> _TASK BRIEF_
Keep the pictures out of the copy and repeat the records exactly.
--- start of RECORDS SHOWN ---
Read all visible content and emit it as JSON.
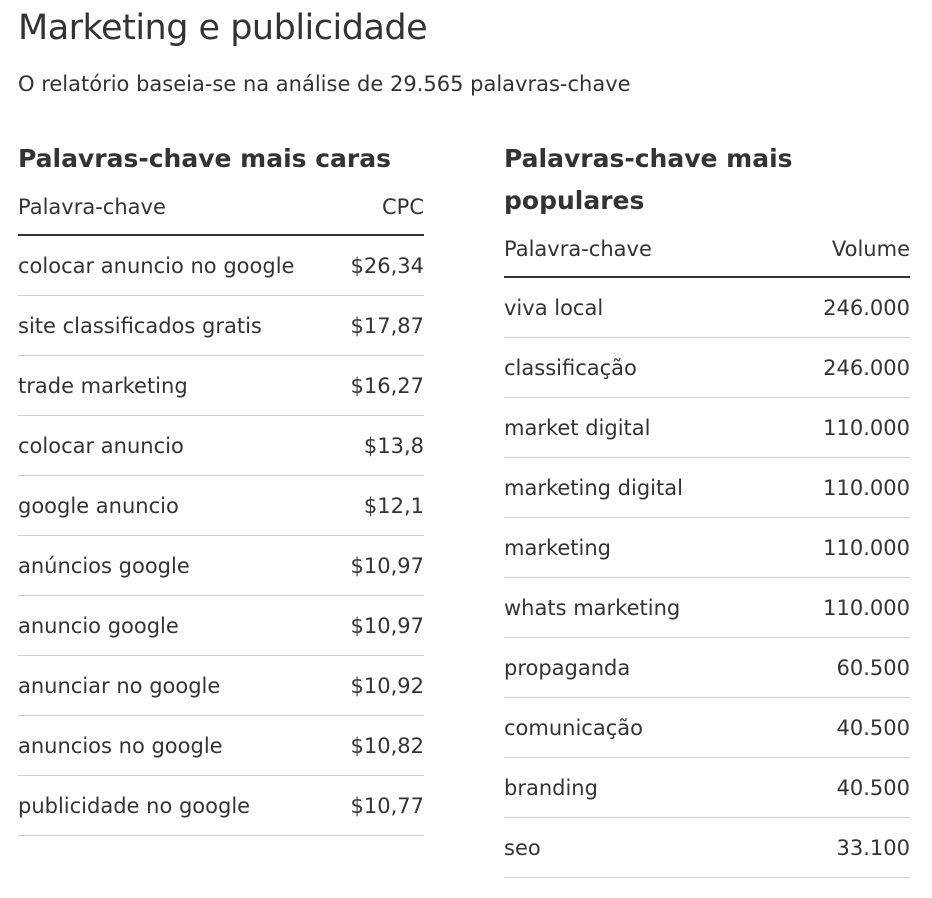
{
  "page": {
    "title": "Marketing e publicidade",
    "subtitle": "O relatório baseia-se na análise de 29.565 palavras-chave"
  },
  "expensive": {
    "title": "Palavras-chave mais caras",
    "col_keyword": "Palavra-chave",
    "col_value": "CPC",
    "rows": [
      {
        "keyword": "colocar anuncio no google",
        "value": "$26,34"
      },
      {
        "keyword": "site classificados gratis",
        "value": "$17,87"
      },
      {
        "keyword": "trade marketing",
        "value": "$16,27"
      },
      {
        "keyword": "colocar anuncio",
        "value": "$13,8"
      },
      {
        "keyword": "google anuncio",
        "value": "$12,1"
      },
      {
        "keyword": "anúncios google",
        "value": "$10,97"
      },
      {
        "keyword": "anuncio google",
        "value": "$10,97"
      },
      {
        "keyword": "anunciar no google",
        "value": "$10,92"
      },
      {
        "keyword": "anuncios no google",
        "value": "$10,82"
      },
      {
        "keyword": "publicidade no google",
        "value": "$10,77"
      }
    ]
  },
  "popular": {
    "title": "Palavras-chave mais populares",
    "col_keyword": "Palavra-chave",
    "col_value": "Volume",
    "rows": [
      {
        "keyword": "viva local",
        "value": "246.000"
      },
      {
        "keyword": "classificação",
        "value": "246.000"
      },
      {
        "keyword": "market digital",
        "value": "110.000"
      },
      {
        "keyword": "marketing digital",
        "value": "110.000"
      },
      {
        "keyword": "marketing",
        "value": "110.000"
      },
      {
        "keyword": "whats marketing",
        "value": "110.000"
      },
      {
        "keyword": "propaganda",
        "value": "60.500"
      },
      {
        "keyword": "comunicação",
        "value": "40.500"
      },
      {
        "keyword": "branding",
        "value": "40.500"
      },
      {
        "keyword": "seo",
        "value": "33.100"
      }
    ]
  }
}
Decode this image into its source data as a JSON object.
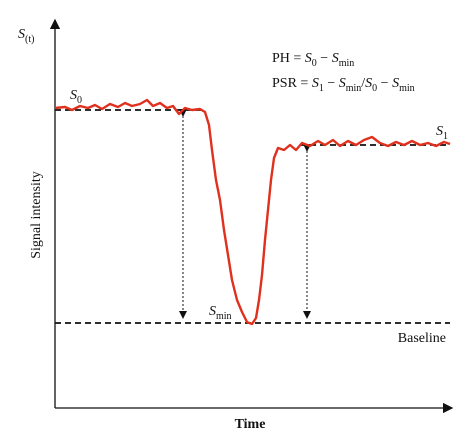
{
  "y_axis_symbol": [
    {
      "text": "S"
    },
    {
      "sub": "(t)"
    }
  ],
  "y_axis_label": "Signal intensity",
  "x_axis_label": "Time",
  "ph_formula": [
    {
      "text": "PH = "
    },
    {
      "italic": "S"
    },
    {
      "sub": "0"
    },
    {
      "text": " − "
    },
    {
      "italic": "S"
    },
    {
      "sub": "min"
    }
  ],
  "psr_formula": [
    {
      "text": "PSR = "
    },
    {
      "italic": "S"
    },
    {
      "sub": "1"
    },
    {
      "text": " − "
    },
    {
      "italic": "S"
    },
    {
      "sub": "min"
    },
    {
      "text": "/"
    },
    {
      "italic": "S"
    },
    {
      "sub": "0"
    },
    {
      "text": " − "
    },
    {
      "italic": "S"
    },
    {
      "sub": "min"
    }
  ],
  "s0_label": [
    {
      "italic": "S"
    },
    {
      "sub": "0"
    }
  ],
  "s1_label": [
    {
      "italic": "S"
    },
    {
      "sub": "1"
    }
  ],
  "smin_label": [
    {
      "italic": "S"
    },
    {
      "sub": "min"
    }
  ],
  "baseline_label": "Baseline"
}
--- end of RECORDS SHOWN ---
> _RESULT FOR THIS TASK_
Read all visible content and emit it as JSON.
{
  "page": {
    "title": "Marketing e publicidade",
    "subtitle": "O relatório baseia-se na análise de 29.565 palavras-chave"
  },
  "expensive": {
    "title": "Palavras-chave mais caras",
    "col_keyword": "Palavra-chave",
    "col_value": "CPC",
    "rows": [
      {
        "keyword": "colocar anuncio no google",
        "value": "$26,34"
      },
      {
        "keyword": "site classificados gratis",
        "value": "$17,87"
      },
      {
        "keyword": "trade marketing",
        "value": "$16,27"
      },
      {
        "keyword": "colocar anuncio",
        "value": "$13,8"
      },
      {
        "keyword": "google anuncio",
        "value": "$12,1"
      },
      {
        "keyword": "anúncios google",
        "value": "$10,97"
      },
      {
        "keyword": "anuncio google",
        "value": "$10,97"
      },
      {
        "keyword": "anunciar no google",
        "value": "$10,92"
      },
      {
        "keyword": "anuncios no google",
        "value": "$10,82"
      },
      {
        "keyword": "publicidade no google",
        "value": "$10,77"
      }
    ]
  },
  "popular": {
    "title": "Palavras-chave mais populares",
    "col_keyword": "Palavra-chave",
    "col_value": "Volume",
    "rows": [
      {
        "keyword": "viva local",
        "value": "246.000"
      },
      {
        "keyword": "classificação",
        "value": "246.000"
      },
      {
        "keyword": "market digital",
        "value": "110.000"
      },
      {
        "keyword": "marketing digital",
        "value": "110.000"
      },
      {
        "keyword": "marketing",
        "value": "110.000"
      },
      {
        "keyword": "whats marketing",
        "value": "110.000"
      },
      {
        "keyword": "propaganda",
        "value": "60.500"
      },
      {
        "keyword": "comunicação",
        "value": "40.500"
      },
      {
        "keyword": "branding",
        "value": "40.500"
      },
      {
        "keyword": "seo",
        "value": "33.100"
      }
    ]
  }
}
Decode this image into its source data as a JSON object.
{
  "y_axis_symbol": [
    {
      "text": "S"
    },
    {
      "sub": "(t)"
    }
  ],
  "y_axis_label": "Signal intensity",
  "x_axis_label": "Time",
  "ph_formula": [
    {
      "text": "PH = "
    },
    {
      "italic": "S"
    },
    {
      "sub": "0"
    },
    {
      "text": " − "
    },
    {
      "italic": "S"
    },
    {
      "sub": "min"
    }
  ],
  "psr_formula": [
    {
      "text": "PSR = "
    },
    {
      "italic": "S"
    },
    {
      "sub": "1"
    },
    {
      "text": " − "
    },
    {
      "italic": "S"
    },
    {
      "sub": "min"
    },
    {
      "text": "/"
    },
    {
      "italic": "S"
    },
    {
      "sub": "0"
    },
    {
      "text": " − "
    },
    {
      "italic": "S"
    },
    {
      "sub": "min"
    }
  ],
  "s0_label": [
    {
      "italic": "S"
    },
    {
      "sub": "0"
    }
  ],
  "s1_label": [
    {
      "italic": "S"
    },
    {
      "sub": "1"
    }
  ],
  "smin_label": [
    {
      "italic": "S"
    },
    {
      "sub": "min"
    }
  ],
  "baseline_label": "Baseline"
}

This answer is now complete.